[start Data shown]

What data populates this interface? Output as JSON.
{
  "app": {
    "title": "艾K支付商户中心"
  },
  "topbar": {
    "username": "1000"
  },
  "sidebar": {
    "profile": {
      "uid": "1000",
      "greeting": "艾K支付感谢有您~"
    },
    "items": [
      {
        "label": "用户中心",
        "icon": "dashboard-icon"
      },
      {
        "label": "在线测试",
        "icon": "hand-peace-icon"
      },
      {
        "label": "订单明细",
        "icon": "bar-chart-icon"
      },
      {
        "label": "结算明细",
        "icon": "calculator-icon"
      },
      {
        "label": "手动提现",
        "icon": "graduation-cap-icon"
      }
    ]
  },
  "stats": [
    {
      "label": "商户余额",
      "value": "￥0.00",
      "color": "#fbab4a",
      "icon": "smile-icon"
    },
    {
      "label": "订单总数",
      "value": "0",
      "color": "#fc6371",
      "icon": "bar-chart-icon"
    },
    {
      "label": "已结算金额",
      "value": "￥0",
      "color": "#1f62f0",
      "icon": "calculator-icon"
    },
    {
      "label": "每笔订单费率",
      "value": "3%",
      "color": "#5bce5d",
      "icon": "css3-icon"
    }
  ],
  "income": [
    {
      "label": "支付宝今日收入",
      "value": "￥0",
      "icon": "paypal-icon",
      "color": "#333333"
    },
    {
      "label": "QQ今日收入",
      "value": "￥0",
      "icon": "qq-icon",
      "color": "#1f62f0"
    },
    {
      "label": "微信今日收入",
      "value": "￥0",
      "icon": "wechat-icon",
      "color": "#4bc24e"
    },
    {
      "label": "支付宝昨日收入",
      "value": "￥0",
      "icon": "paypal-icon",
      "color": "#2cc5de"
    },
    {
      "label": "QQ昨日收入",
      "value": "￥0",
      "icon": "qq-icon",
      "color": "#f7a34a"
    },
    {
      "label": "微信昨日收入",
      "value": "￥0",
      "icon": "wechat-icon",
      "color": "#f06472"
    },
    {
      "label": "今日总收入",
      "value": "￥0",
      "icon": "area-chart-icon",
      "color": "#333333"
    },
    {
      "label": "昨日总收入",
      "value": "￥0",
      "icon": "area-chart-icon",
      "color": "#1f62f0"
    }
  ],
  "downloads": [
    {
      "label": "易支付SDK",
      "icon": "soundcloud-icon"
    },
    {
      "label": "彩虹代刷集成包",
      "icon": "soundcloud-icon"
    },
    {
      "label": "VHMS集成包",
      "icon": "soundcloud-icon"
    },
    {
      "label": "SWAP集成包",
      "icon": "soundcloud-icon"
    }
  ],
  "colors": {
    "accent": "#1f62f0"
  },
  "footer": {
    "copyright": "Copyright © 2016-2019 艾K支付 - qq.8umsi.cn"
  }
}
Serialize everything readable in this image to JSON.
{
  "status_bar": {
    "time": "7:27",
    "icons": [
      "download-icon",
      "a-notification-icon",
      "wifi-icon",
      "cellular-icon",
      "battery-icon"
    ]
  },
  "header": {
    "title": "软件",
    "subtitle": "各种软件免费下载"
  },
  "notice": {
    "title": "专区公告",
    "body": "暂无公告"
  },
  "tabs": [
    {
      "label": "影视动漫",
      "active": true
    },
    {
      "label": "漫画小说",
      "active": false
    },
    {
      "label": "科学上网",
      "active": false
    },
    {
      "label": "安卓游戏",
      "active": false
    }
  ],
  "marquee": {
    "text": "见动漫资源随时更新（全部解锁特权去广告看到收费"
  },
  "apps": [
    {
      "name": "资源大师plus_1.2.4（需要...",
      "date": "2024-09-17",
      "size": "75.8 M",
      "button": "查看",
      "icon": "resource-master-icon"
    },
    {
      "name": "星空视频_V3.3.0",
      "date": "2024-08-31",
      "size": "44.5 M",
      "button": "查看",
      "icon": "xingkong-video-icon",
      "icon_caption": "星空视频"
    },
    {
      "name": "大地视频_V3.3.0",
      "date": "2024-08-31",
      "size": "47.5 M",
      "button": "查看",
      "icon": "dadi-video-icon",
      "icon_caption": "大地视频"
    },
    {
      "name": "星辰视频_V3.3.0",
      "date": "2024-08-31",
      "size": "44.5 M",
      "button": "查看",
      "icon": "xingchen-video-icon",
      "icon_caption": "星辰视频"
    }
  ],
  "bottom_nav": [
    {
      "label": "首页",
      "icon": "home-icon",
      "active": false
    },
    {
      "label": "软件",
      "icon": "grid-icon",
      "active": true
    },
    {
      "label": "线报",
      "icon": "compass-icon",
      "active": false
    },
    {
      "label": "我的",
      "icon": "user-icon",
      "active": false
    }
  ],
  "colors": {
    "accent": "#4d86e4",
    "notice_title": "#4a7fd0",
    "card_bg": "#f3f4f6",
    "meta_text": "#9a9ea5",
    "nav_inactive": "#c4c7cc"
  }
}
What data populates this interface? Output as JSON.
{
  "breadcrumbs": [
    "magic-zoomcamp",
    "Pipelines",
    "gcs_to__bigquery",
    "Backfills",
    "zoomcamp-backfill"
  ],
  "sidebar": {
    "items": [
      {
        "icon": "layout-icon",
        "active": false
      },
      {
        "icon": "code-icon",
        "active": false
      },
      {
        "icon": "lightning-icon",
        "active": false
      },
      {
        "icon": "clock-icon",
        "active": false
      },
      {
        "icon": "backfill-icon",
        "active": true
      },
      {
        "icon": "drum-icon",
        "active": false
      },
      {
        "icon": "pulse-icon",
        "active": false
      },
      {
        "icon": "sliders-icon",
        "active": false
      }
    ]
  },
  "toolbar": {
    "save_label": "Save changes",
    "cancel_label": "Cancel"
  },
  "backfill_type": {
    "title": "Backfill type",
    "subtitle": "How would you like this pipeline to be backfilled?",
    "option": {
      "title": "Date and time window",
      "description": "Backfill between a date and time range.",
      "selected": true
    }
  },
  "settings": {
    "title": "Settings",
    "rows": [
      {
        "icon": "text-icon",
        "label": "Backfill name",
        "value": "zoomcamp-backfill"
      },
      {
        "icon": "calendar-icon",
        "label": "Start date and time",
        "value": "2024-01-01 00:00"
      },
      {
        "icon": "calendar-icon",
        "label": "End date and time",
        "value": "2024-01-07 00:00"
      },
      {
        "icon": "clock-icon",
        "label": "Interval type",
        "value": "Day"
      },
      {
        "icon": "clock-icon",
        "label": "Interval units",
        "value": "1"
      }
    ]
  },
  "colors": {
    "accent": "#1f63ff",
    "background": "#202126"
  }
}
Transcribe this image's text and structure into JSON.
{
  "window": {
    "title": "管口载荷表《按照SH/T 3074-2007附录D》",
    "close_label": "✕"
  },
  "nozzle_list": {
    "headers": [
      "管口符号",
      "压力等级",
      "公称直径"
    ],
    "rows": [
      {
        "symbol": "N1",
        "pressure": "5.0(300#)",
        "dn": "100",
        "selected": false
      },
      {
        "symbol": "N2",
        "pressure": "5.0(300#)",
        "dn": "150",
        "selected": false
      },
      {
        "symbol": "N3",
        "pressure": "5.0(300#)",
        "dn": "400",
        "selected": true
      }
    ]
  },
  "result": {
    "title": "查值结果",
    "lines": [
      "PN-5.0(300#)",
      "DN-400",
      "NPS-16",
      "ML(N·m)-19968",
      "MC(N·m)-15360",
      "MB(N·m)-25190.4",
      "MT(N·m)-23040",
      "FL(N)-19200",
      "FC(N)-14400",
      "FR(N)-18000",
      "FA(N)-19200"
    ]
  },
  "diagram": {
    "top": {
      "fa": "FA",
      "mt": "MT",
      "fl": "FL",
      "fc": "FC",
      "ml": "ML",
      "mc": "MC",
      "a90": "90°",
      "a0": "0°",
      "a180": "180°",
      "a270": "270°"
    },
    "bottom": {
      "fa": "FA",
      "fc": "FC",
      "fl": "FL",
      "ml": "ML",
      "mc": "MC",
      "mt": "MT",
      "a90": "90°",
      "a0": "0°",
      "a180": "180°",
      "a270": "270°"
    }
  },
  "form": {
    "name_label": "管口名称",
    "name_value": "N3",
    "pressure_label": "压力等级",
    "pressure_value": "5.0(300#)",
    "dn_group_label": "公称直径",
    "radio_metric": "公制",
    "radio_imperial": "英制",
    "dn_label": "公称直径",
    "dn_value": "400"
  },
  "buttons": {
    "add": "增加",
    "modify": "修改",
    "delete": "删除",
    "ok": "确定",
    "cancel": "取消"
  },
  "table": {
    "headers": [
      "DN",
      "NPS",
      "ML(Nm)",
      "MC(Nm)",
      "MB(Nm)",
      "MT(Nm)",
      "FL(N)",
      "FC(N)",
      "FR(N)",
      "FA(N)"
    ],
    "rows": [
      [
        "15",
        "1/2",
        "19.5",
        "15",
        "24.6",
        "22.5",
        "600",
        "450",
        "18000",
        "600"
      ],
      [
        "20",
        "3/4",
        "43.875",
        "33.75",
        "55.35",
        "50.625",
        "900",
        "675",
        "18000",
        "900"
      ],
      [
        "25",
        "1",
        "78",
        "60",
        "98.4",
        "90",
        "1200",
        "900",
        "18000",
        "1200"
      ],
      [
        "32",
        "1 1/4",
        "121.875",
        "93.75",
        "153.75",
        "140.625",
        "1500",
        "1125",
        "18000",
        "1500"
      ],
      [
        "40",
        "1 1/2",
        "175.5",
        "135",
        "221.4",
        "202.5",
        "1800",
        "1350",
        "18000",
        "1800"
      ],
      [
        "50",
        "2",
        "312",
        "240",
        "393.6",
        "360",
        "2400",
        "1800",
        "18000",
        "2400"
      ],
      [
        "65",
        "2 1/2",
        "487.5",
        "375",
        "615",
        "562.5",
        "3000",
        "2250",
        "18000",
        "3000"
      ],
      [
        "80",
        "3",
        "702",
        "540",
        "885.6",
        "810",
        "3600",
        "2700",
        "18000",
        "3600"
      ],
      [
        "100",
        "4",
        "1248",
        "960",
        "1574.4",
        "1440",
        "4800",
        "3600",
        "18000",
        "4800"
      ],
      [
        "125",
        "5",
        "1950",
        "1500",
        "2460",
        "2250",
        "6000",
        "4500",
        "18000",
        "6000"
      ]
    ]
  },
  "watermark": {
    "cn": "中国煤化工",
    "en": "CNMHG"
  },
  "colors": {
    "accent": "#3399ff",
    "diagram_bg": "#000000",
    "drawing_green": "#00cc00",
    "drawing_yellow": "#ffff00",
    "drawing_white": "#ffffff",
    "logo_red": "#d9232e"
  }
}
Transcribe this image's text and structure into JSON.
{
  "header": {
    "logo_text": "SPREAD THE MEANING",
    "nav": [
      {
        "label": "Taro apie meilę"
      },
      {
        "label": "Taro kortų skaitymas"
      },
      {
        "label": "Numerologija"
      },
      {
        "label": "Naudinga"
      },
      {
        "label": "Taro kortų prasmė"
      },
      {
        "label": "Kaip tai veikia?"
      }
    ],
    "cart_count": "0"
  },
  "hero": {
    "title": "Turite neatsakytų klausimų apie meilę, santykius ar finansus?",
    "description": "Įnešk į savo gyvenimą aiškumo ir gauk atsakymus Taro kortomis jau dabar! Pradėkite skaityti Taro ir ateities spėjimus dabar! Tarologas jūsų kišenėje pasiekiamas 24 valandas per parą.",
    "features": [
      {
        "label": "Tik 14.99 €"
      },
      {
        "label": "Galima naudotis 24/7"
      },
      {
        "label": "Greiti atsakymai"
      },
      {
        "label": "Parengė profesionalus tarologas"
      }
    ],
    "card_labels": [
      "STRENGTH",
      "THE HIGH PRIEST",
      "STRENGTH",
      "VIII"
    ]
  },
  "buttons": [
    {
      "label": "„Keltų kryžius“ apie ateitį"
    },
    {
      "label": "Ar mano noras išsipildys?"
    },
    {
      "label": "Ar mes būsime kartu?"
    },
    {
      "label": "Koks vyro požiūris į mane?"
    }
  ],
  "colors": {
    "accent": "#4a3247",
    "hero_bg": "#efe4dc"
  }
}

[end Data shown]

Exercise task
Show each line holding the word "accent".

Answer to this problem
    "accent": "#1f62f0"
    "accent": "#4d86e4",
    "accent": "#1f63ff",
    "accent": "#3399ff",
    "accent": "#4a3247",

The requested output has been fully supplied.